Report how many lines of the records below include the word "document". Give nothing but the number.

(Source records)
============================================================

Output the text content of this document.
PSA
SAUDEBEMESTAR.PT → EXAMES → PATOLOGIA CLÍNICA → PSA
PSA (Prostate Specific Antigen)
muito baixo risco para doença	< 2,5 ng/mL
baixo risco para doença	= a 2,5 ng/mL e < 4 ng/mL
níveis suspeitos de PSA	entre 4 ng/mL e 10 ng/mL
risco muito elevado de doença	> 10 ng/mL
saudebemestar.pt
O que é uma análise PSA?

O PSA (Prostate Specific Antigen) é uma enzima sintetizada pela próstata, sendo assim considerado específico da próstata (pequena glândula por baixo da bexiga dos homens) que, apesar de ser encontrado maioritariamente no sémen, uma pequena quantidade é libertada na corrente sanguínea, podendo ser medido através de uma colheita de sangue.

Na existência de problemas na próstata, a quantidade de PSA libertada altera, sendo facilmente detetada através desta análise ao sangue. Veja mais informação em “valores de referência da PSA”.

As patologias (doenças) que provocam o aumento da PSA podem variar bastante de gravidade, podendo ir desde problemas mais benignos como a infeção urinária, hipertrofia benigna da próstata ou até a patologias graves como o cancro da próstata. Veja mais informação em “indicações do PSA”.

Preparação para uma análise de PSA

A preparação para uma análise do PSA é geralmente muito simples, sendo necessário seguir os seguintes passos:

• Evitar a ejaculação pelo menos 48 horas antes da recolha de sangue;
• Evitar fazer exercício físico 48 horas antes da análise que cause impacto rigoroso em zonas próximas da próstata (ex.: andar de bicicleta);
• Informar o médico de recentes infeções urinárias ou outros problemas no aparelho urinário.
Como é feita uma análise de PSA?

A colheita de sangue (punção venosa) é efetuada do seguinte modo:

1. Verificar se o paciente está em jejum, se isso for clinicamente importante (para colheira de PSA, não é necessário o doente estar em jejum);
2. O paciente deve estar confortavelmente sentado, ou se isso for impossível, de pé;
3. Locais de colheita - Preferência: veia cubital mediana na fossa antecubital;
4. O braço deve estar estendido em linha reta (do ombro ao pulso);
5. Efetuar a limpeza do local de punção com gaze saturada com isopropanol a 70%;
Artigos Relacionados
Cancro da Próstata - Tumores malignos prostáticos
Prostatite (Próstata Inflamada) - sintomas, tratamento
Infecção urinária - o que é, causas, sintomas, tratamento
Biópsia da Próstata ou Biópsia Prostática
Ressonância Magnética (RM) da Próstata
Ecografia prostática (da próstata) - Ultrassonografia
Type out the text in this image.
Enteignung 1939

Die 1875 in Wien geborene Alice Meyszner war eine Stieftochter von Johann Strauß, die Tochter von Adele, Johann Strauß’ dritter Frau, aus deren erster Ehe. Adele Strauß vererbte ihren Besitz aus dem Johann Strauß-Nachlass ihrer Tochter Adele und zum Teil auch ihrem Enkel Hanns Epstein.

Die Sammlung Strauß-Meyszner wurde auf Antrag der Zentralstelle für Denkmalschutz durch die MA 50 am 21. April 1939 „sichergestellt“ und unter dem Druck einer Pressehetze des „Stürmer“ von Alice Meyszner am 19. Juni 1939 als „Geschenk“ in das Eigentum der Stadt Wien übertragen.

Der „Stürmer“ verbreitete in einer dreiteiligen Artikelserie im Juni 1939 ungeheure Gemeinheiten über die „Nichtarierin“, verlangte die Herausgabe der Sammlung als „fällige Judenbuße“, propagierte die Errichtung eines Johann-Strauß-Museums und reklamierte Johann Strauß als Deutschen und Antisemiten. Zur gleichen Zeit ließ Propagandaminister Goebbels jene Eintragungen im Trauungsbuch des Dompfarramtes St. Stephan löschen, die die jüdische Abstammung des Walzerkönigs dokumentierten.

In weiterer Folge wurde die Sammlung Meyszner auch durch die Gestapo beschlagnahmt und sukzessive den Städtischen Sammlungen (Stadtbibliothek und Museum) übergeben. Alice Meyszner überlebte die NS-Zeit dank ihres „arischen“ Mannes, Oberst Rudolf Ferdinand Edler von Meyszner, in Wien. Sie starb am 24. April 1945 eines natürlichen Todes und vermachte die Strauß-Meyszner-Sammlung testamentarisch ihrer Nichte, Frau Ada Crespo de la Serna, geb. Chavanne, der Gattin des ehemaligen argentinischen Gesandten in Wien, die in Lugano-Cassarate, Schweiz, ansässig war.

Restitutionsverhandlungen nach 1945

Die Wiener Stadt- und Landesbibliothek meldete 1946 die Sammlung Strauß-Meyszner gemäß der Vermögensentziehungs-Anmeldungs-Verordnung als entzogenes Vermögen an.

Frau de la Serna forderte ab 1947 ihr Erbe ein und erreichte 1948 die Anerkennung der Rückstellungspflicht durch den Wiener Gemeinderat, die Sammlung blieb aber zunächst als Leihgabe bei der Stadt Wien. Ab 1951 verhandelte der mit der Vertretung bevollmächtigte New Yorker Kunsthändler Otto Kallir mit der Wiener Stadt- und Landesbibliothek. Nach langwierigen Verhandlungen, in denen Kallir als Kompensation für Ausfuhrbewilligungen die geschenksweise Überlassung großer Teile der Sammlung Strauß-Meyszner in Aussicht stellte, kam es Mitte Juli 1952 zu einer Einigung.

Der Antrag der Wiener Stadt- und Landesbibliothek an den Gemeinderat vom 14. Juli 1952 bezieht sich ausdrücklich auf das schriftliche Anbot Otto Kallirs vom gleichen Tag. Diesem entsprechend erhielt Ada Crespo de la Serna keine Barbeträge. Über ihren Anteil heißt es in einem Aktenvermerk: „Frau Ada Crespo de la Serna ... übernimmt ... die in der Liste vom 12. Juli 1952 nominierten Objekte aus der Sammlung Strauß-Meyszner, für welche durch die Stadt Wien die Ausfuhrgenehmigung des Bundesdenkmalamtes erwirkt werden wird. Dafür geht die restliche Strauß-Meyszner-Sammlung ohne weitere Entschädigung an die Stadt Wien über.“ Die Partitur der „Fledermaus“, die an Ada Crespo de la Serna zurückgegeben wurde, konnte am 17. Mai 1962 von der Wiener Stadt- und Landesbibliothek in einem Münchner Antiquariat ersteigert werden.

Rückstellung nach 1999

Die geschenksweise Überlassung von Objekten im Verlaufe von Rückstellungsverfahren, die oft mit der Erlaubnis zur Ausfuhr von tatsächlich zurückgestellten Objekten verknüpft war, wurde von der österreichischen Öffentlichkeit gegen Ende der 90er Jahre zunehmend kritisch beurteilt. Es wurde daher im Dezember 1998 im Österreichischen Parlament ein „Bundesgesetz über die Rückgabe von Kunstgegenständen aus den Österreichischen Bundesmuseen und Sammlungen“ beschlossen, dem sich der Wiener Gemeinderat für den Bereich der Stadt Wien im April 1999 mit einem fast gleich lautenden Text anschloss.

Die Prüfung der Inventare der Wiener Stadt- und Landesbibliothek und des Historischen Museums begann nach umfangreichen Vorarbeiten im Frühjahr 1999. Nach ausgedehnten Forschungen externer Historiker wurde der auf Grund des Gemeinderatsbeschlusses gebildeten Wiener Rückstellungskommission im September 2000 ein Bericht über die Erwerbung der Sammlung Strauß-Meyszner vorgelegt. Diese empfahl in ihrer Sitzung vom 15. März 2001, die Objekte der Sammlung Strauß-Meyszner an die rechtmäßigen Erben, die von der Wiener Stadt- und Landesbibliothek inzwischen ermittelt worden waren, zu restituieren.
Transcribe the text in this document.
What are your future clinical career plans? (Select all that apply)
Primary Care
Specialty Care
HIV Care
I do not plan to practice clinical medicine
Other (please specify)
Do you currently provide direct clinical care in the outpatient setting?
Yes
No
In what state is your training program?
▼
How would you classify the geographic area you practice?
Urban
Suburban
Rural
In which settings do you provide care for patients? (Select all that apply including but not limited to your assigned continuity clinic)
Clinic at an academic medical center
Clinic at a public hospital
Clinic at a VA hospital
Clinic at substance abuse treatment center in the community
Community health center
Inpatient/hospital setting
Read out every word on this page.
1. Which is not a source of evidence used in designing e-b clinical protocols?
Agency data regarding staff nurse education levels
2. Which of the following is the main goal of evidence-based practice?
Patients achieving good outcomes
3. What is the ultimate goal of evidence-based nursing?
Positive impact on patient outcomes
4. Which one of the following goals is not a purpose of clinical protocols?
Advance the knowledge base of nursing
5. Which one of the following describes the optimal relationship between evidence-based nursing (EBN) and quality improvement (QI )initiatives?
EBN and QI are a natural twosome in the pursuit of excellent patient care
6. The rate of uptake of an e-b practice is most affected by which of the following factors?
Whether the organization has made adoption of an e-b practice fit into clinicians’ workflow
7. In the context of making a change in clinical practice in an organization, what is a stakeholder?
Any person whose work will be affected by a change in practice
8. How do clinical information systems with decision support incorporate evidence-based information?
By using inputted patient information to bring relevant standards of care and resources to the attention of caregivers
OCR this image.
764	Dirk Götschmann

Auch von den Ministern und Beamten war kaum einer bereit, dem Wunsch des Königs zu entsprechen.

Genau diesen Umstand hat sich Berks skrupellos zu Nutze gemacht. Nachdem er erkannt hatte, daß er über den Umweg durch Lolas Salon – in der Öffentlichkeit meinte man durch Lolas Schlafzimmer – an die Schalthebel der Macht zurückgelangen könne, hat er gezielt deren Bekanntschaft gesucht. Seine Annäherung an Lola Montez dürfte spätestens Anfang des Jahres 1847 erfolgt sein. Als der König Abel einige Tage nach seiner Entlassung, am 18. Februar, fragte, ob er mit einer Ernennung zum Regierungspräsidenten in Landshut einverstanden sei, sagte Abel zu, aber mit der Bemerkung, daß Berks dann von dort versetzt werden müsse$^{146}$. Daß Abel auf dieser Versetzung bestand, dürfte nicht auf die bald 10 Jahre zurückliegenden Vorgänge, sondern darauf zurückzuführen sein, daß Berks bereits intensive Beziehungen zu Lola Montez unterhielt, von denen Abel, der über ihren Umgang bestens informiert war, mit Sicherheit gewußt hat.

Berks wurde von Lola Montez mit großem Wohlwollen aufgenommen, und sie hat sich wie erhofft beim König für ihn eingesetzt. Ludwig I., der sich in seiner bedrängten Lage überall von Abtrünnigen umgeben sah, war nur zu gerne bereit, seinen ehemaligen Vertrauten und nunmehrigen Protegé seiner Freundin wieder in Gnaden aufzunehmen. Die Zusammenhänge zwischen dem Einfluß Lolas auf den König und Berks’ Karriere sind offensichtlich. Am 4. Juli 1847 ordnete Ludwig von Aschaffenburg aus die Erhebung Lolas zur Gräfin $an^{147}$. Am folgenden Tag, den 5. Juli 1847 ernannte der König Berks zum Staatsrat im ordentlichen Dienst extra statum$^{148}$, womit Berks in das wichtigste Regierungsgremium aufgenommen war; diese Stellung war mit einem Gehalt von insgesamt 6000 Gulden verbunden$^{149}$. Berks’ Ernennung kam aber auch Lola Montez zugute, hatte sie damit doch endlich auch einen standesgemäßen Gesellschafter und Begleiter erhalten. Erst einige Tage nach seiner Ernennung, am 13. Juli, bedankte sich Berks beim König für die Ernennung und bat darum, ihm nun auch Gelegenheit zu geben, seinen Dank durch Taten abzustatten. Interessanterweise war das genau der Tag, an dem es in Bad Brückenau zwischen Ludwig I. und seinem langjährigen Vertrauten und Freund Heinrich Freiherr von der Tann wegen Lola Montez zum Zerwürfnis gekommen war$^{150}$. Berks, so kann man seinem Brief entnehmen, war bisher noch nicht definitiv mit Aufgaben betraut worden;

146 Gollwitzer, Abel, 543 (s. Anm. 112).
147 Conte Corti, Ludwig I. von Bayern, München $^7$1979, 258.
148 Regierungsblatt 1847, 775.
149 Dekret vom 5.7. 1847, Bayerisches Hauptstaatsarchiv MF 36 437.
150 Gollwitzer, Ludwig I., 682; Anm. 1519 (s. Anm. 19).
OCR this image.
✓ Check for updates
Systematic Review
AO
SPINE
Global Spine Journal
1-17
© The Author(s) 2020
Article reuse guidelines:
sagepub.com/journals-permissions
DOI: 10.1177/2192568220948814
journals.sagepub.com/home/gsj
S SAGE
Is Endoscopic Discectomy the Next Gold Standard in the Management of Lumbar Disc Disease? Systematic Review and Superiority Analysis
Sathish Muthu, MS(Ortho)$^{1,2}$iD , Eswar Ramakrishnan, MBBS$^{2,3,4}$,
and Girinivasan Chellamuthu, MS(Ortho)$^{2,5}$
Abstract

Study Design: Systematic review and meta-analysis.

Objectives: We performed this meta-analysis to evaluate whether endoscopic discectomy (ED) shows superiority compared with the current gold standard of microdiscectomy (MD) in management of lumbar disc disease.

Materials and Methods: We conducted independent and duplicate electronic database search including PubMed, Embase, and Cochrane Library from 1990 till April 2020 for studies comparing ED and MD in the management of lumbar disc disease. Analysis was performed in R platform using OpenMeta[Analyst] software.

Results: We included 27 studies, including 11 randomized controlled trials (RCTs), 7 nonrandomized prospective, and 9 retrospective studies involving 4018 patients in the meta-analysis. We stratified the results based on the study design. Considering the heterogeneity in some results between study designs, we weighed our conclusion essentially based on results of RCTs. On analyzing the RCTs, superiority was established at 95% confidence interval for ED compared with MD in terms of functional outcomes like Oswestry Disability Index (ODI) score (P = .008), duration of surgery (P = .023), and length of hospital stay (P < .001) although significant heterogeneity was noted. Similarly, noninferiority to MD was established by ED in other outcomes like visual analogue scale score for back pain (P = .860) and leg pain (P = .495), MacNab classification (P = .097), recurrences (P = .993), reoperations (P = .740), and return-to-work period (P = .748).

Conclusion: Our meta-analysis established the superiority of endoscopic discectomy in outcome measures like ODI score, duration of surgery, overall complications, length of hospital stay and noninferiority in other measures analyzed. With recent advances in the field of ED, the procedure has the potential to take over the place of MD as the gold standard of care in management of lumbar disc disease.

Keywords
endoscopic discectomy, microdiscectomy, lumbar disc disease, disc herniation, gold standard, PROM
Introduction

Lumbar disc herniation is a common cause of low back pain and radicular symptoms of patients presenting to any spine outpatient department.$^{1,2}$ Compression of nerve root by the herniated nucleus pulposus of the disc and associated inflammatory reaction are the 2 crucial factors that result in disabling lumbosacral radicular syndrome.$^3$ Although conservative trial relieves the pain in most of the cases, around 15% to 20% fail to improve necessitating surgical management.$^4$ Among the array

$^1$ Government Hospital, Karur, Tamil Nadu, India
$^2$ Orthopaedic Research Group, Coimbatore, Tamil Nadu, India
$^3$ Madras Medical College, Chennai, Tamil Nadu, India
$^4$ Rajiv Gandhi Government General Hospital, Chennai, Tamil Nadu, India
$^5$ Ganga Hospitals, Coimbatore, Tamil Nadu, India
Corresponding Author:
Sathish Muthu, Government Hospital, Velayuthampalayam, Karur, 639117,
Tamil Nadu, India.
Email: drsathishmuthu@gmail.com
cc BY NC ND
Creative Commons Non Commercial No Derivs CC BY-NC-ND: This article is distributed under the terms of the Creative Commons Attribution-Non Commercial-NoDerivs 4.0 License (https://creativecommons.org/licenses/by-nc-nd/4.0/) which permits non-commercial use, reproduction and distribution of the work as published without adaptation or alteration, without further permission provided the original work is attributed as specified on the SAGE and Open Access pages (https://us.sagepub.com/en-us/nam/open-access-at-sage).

============================================================

◆ Response to this task: 2